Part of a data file
** Begin **
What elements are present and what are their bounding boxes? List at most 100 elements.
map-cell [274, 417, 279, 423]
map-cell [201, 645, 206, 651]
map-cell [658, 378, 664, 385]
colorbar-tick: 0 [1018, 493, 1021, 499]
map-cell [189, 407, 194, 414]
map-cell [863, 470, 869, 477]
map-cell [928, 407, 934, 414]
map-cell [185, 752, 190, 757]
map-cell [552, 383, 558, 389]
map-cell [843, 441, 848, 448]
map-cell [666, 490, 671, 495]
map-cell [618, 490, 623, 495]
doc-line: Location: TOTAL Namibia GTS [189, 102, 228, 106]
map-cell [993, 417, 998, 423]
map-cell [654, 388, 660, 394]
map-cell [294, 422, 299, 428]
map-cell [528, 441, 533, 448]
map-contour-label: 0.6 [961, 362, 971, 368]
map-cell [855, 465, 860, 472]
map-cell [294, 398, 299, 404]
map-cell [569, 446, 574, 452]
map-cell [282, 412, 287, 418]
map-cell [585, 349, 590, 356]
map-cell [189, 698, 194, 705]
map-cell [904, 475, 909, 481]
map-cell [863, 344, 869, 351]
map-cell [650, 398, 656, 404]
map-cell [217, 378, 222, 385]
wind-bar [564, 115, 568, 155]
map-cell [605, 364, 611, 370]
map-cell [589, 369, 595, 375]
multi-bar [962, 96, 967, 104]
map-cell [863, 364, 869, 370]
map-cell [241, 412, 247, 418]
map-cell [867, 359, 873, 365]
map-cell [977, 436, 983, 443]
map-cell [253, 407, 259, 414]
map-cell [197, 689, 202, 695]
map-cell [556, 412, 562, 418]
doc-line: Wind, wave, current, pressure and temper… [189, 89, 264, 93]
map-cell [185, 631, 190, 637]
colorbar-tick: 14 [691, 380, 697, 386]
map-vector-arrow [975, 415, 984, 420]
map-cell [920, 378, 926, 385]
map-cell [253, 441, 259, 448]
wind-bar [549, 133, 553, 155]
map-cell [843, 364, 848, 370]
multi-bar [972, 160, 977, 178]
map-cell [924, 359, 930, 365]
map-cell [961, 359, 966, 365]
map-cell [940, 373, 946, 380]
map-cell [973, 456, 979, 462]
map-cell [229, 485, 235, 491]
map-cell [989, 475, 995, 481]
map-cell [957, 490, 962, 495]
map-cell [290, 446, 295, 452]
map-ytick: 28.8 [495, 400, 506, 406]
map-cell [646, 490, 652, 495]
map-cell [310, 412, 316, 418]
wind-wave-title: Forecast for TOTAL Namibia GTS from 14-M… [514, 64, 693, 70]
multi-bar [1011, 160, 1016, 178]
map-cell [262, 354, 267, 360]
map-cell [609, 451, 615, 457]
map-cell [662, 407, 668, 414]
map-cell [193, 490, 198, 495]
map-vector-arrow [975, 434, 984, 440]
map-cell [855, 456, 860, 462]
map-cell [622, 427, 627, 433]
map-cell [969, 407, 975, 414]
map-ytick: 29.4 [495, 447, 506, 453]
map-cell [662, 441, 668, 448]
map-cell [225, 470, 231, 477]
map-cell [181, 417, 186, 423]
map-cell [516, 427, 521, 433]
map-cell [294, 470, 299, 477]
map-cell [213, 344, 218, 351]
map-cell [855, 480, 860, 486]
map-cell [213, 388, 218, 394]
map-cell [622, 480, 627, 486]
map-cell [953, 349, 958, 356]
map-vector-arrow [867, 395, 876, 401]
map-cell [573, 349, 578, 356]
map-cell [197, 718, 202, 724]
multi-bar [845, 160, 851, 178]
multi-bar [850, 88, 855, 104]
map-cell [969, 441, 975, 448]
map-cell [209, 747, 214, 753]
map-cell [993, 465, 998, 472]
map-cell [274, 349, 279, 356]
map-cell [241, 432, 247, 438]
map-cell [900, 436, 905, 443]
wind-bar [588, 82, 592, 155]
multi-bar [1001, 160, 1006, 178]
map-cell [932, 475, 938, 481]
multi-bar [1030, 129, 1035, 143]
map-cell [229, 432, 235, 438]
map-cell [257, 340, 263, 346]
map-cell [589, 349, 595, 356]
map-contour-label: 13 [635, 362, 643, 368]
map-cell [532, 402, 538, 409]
** End **
• Instruction:
Reproduce every line of the material above verbatim, from beginning to end.

• Task solution:
What elements are present and what are their bounding boxes? List at most 100 elements.
map-cell [274, 417, 279, 423]
map-cell [201, 645, 206, 651]
map-cell [658, 378, 664, 385]
colorbar-tick: 0 [1018, 493, 1021, 499]
map-cell [189, 407, 194, 414]
map-cell [863, 470, 869, 477]
map-cell [928, 407, 934, 414]
map-cell [185, 752, 190, 757]
map-cell [552, 383, 558, 389]
map-cell [843, 441, 848, 448]
map-cell [666, 490, 671, 495]
map-cell [618, 490, 623, 495]
doc-line: Location: TOTAL Namibia GTS [189, 102, 228, 106]
map-cell [993, 417, 998, 423]
map-cell [654, 388, 660, 394]
map-cell [294, 422, 299, 428]
map-cell [528, 441, 533, 448]
map-contour-label: 0.6 [961, 362, 971, 368]
map-cell [855, 465, 860, 472]
map-cell [294, 398, 299, 404]
map-cell [569, 446, 574, 452]
map-cell [282, 412, 287, 418]
map-cell [585, 349, 590, 356]
map-cell [189, 698, 194, 705]
map-cell [904, 475, 909, 481]
map-cell [863, 344, 869, 351]
map-cell [650, 398, 656, 404]
map-cell [217, 378, 222, 385]
wind-bar [564, 115, 568, 155]
map-cell [605, 364, 611, 370]
map-cell [589, 369, 595, 375]
multi-bar [962, 96, 967, 104]
map-cell [863, 364, 869, 370]
map-cell [241, 412, 247, 418]
map-cell [867, 359, 873, 365]
map-cell [977, 436, 983, 443]
map-cell [253, 407, 259, 414]
map-cell [197, 689, 202, 695]
map-cell [556, 412, 562, 418]
doc-line: Wind, wave, current, pressure and temper… [189, 89, 264, 93]
map-cell [185, 631, 190, 637]
colorbar-tick: 14 [691, 380, 697, 386]
map-vector-arrow [975, 415, 984, 420]
map-cell [920, 378, 926, 385]
map-cell [253, 441, 259, 448]
wind-bar [549, 133, 553, 155]
map-cell [843, 364, 848, 370]
multi-bar [972, 160, 977, 178]
map-cell [924, 359, 930, 365]
map-cell [961, 359, 966, 365]
map-cell [940, 373, 946, 380]
map-cell [973, 456, 979, 462]
map-cell [229, 485, 235, 491]
map-cell [989, 475, 995, 481]
map-cell [957, 490, 962, 495]
map-cell [290, 446, 295, 452]
map-ytick: 28.8 [495, 400, 506, 406]
map-cell [646, 490, 652, 495]
map-cell [310, 412, 316, 418]
wind-wave-title: Forecast for TOTAL Namibia GTS from 14-M… [514, 64, 693, 70]
multi-bar [1011, 160, 1016, 178]
map-cell [262, 354, 267, 360]
map-cell [609, 451, 615, 457]
map-cell [662, 407, 668, 414]
map-cell [193, 490, 198, 495]
map-vector-arrow [975, 434, 984, 440]
map-cell [855, 456, 860, 462]
map-cell [622, 427, 627, 433]
map-cell [969, 407, 975, 414]
map-ytick: 29.4 [495, 447, 506, 453]
map-cell [662, 441, 668, 448]
map-cell [225, 470, 231, 477]
map-cell [181, 417, 186, 423]
map-cell [516, 427, 521, 433]
map-cell [294, 470, 299, 477]
map-cell [213, 344, 218, 351]
map-cell [855, 480, 860, 486]
map-cell [213, 388, 218, 394]
map-cell [622, 480, 627, 486]
map-cell [953, 349, 958, 356]
map-vector-arrow [867, 395, 876, 401]
map-cell [573, 349, 578, 356]
map-cell [197, 718, 202, 724]
multi-bar [845, 160, 851, 178]
multi-bar [850, 88, 855, 104]
map-cell [969, 441, 975, 448]
map-cell [209, 747, 214, 753]
map-cell [993, 465, 998, 472]
map-cell [274, 349, 279, 356]
map-cell [241, 432, 247, 438]
map-cell [900, 436, 905, 443]
wind-bar [588, 82, 592, 155]
multi-bar [1001, 160, 1006, 178]
map-cell [932, 475, 938, 481]
multi-bar [1030, 129, 1035, 143]
map-cell [229, 432, 235, 438]
map-cell [257, 340, 263, 346]
map-cell [589, 349, 595, 356]
map-contour-label: 13 [635, 362, 643, 368]
map-cell [532, 402, 538, 409]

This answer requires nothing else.